▸ Schriftliche Aufgabe 1
Schreiben Sie aus dem Interview über „Zettels Raum“ den Abschnitt ab, der bei den Worten „20. November 2012“ beginnt und nach „ideologisch gefärbten Staat.“ endet.
▸ Schriftliche Aufgabe 2
Setzen Sie das Interview mit dem Blogger „Zettel“ im Anschluss an seinen letzten Satz fort.

▸ Seitenauszug

++++++++

20. November 2012

Ein Interview über "Zettels Raum"

In der "Welt" ist heute ein Interview zu lesen, das Cora Stephan mit mir geführt hat. Ich habe die Erlaubnis erhalten, es hierher zu übernehmen.



Blogger "Zettel"
"Mutter Staat bedroht unsere Freiheiten"

"Zettel" bloggt anonym über alles, was Aufklärung verdient: vom Dosenöffner bis zum Islam. Ein Interview über Medien, Liberalismus und einen fürsorglichen, immer mehr ideologisch gefärbten Staat.
Von Cora Stephan

Die Blogosphäre kennt nur wenige wie ihn: "Zettel" ist das Pseudonym eines der produktivsten deutschen Blogger, der in "Zettels Raum" fast täglich das Weltgeschehen und die deutsche Befindlichkeit kommentiert. Auch wenn die "Achse des Guten" weit vorn liegt – "Zettel" kommt gleich dahinter, ein Einmannbetrieb mit wenigen Helfern. Nur per Mail ist das Interview mit dem Mann möglich, der auf seine Anonymität Wert legt.

++++++++

▸ Material

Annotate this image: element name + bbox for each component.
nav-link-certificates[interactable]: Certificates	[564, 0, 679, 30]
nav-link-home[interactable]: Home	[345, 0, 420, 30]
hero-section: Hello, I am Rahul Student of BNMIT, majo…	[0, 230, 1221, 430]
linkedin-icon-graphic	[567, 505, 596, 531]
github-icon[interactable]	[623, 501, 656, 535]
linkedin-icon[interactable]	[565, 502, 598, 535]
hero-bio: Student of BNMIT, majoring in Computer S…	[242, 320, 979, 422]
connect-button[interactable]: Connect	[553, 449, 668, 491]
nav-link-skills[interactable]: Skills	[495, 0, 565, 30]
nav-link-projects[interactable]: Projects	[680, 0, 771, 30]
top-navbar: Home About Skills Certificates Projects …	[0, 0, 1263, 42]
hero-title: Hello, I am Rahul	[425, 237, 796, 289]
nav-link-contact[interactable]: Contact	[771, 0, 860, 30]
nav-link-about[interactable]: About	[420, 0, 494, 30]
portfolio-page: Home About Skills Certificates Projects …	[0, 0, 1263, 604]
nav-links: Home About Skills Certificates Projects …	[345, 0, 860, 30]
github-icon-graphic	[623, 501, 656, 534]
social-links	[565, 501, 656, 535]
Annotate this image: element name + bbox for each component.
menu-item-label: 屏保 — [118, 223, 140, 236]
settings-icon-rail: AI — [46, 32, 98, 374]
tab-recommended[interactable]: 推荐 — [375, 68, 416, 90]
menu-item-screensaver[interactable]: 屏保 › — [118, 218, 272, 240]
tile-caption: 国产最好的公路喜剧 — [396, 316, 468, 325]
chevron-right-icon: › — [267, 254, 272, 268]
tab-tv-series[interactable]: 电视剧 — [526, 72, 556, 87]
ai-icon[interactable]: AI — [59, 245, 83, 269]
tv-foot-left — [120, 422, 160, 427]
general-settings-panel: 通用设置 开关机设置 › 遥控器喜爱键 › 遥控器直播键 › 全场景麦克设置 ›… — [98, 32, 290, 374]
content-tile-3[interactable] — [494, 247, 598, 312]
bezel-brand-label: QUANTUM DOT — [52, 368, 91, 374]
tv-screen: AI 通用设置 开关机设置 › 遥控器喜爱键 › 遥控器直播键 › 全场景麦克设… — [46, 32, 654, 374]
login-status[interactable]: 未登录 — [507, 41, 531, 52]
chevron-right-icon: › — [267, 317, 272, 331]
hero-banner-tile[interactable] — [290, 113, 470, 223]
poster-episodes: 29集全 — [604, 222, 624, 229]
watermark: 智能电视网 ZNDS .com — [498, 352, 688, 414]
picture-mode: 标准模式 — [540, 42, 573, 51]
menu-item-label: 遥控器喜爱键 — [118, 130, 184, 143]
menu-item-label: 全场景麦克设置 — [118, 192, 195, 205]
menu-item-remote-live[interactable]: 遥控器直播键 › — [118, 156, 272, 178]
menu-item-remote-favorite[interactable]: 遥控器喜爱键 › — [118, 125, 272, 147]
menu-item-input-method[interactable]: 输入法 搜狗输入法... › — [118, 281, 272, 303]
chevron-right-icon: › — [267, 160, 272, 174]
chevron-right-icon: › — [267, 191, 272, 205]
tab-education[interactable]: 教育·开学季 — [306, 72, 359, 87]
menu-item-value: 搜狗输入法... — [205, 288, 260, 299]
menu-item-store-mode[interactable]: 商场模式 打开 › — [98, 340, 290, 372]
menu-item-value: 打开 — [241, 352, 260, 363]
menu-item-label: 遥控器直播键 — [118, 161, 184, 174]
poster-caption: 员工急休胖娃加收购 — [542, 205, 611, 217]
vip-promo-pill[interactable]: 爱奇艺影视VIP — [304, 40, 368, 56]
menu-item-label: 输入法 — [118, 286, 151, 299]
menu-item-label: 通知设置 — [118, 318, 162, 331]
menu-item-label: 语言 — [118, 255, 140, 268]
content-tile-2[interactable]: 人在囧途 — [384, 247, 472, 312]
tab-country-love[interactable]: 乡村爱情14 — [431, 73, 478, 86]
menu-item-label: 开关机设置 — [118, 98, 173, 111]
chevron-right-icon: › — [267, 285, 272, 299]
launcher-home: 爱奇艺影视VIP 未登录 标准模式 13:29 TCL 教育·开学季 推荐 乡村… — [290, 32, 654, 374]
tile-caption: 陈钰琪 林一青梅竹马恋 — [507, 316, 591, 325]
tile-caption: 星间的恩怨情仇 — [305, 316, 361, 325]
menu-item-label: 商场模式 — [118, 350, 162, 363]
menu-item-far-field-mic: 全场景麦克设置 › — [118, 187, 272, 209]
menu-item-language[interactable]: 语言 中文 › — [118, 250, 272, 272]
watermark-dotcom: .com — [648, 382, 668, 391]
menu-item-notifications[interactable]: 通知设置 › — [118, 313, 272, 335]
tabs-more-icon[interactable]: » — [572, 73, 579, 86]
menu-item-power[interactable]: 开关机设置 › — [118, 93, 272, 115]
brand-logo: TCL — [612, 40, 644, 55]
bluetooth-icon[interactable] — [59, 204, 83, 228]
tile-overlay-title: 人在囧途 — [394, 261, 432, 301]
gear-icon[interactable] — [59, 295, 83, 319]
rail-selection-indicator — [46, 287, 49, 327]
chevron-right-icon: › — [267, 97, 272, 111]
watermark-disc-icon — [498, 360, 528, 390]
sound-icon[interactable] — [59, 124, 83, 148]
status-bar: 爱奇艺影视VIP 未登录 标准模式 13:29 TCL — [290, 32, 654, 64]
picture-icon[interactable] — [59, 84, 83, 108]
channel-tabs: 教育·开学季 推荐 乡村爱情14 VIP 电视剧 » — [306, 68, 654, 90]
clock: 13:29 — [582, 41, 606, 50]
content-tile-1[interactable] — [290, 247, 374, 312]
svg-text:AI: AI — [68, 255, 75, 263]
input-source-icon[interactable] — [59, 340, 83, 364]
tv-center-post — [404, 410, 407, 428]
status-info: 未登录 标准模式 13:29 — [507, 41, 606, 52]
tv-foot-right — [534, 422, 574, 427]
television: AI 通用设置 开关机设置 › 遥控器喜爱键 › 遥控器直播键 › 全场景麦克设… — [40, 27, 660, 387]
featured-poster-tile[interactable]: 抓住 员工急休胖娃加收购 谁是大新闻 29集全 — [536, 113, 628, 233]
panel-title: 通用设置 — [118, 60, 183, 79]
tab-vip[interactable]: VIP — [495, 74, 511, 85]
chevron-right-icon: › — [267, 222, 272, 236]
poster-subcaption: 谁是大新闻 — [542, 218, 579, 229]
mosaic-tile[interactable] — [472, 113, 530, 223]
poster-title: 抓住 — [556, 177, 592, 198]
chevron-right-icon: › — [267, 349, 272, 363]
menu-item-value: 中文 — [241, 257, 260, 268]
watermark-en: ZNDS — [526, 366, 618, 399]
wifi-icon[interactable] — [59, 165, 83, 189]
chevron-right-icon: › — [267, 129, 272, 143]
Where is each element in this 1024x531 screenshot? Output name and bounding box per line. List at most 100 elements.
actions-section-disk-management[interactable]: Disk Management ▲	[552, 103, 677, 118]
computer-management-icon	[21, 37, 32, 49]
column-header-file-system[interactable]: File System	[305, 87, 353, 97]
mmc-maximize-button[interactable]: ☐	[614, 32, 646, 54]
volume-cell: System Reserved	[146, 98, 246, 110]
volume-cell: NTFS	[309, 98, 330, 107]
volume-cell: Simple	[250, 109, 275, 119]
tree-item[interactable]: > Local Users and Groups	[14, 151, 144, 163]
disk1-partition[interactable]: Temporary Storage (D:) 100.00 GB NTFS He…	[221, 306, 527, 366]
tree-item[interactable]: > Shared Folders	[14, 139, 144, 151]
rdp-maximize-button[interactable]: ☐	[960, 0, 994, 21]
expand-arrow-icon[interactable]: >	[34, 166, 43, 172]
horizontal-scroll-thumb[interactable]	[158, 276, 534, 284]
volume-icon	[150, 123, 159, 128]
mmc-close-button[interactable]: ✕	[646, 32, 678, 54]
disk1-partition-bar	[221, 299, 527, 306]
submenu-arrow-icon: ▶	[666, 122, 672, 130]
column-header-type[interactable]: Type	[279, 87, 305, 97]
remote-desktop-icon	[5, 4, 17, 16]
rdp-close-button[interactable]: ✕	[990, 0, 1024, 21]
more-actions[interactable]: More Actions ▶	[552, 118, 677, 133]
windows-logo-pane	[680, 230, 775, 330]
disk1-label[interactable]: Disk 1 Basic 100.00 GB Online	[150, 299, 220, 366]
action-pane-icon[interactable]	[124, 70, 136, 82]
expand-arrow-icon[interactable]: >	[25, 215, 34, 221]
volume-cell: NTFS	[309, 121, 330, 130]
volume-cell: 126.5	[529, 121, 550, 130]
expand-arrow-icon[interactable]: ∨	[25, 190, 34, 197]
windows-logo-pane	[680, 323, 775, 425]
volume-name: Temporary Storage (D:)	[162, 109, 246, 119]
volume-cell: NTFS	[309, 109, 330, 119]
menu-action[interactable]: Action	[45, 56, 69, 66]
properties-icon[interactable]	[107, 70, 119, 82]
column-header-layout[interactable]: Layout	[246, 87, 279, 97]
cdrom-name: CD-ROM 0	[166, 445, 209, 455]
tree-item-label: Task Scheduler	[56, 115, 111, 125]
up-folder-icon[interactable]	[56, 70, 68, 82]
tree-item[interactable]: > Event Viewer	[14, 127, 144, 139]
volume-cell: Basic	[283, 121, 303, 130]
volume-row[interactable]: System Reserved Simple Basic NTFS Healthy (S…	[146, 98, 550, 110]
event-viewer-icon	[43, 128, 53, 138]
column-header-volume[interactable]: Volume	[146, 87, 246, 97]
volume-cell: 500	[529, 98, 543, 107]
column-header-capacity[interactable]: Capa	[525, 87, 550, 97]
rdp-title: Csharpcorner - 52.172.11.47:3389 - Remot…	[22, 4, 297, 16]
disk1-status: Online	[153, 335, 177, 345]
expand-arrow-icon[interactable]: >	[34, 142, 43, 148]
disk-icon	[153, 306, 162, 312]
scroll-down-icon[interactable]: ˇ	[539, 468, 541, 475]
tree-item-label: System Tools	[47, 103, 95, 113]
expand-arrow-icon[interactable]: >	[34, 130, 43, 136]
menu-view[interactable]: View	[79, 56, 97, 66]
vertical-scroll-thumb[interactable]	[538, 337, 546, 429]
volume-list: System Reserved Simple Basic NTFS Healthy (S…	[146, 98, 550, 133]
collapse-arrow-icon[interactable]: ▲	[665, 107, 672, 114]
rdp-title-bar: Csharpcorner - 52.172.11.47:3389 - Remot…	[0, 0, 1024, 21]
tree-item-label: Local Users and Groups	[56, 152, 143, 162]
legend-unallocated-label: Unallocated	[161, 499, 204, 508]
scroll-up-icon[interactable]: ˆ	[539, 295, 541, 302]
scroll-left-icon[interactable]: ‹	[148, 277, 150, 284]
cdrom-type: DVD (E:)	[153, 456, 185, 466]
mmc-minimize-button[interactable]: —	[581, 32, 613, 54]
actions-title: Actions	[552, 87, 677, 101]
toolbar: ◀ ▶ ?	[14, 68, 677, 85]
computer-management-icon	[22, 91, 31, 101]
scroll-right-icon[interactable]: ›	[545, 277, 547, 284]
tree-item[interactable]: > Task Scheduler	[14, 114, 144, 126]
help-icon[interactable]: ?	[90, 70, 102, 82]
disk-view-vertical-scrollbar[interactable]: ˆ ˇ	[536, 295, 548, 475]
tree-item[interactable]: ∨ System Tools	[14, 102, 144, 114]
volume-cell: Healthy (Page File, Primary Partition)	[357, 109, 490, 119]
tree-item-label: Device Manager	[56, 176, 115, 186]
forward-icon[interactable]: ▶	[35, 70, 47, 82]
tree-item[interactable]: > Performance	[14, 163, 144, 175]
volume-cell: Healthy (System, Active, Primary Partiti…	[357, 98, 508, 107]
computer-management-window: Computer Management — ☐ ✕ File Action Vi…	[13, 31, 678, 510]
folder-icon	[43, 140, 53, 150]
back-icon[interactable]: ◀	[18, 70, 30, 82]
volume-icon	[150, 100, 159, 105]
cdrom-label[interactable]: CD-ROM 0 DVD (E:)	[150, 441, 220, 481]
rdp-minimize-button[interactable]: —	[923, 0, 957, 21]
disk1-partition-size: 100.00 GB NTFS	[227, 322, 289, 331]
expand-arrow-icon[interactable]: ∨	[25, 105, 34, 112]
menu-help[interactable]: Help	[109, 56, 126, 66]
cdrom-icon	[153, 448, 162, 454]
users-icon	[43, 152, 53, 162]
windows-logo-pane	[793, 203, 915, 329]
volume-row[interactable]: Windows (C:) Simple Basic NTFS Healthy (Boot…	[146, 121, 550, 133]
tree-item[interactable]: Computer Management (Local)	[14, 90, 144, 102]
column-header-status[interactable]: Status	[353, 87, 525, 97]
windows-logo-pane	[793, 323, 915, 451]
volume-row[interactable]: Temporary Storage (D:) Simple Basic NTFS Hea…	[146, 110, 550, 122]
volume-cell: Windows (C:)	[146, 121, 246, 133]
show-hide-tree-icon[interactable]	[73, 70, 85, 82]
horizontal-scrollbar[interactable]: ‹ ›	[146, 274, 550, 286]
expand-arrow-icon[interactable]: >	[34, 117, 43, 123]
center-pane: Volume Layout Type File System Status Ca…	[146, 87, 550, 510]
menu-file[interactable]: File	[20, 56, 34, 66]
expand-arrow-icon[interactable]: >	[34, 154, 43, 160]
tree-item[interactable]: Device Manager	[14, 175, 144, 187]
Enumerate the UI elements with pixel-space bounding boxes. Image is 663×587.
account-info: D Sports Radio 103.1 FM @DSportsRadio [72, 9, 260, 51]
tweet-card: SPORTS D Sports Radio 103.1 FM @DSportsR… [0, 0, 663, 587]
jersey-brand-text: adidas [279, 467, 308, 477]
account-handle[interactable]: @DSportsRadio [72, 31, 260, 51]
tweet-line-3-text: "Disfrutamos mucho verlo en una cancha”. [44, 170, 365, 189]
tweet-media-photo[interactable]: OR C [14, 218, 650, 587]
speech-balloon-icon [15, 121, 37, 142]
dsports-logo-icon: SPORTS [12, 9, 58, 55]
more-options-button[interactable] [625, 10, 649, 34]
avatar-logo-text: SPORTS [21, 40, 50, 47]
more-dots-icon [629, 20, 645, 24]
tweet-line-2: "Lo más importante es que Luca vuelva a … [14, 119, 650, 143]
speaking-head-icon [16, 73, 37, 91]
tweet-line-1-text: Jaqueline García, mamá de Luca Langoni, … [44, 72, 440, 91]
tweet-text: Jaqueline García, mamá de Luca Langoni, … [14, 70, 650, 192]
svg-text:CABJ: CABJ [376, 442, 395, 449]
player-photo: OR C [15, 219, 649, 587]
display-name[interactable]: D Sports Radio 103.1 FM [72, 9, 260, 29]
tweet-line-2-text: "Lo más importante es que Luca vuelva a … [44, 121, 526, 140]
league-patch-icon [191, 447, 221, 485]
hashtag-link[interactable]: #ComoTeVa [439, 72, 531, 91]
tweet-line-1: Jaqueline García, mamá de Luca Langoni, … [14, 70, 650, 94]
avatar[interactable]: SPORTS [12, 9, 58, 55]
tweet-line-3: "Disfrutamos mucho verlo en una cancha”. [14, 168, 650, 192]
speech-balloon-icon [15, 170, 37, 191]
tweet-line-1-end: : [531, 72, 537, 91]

++++++++

▸ Richtige Lösung 1
20. November 2012

Ein Interview über "Zettels Raum"

In der "Welt" ist heute ein Interview zu lesen, das Cora Stephan mit mir geführt hat. Ich habe die Erlaubnis erhalten, es hierher zu übernehmen.



Blogger "Zettel"
"Mutter Staat bedroht unsere Freiheiten"

"Zettel" bloggt anonym über alles, was Aufklärung verdient: vom Dosenöffner bis zum Islam. Ein Interview über Medien, Liberalismus und einen fürsorglichen, immer mehr ideologisch gefärbten Staat.

▸ Richtige Lösung 2
Die Welt: Warum wollen Sie, der eremitierte Hochschullehrer, nicht sagen, wer Sie im bürgerlichen Leben sind?

Z: Eremitiert triffts ganz gut … Oder meinten Sie …?

Die Welt: Emeritiert, natürlich.

Z: Fängt ja gut an.

Die Welt: Heißt ja auch "Zettels Raum". Da kann man sich schon mal verzetteln, oder? Überhaupt: Was treiben Sie da? Posten Sie Ihren erweiterten Zettelkasten? Ist der Raum ein Traum, befindet er sich im Himmel oder in der Hölle?

Z: Im Untertitel von "Zettels Raum" steht "Vernünftige Gedanken von Gott, der Welt und der Seele des Menschen, auch allen Dingen überhaupt". So heißt ein Hauptwerk des großen deutschen Aufklärers Christian Wolff, erschienen 1720. Ich glaube nicht, dass die Erde eine Hölle ist, und ich glaube erst recht nicht, dass man den Himmel auf Erden schaffen kann. Aber an die Kraft der Aufklärung glaube ich schon. Ein bisschen stelle ich mir "Zettels Raum" wohl wie einen virtuellen Hörsaal vor.

Die Welt: Und an "Zettels Traum" haben Sie nicht gedacht? Ich schon ...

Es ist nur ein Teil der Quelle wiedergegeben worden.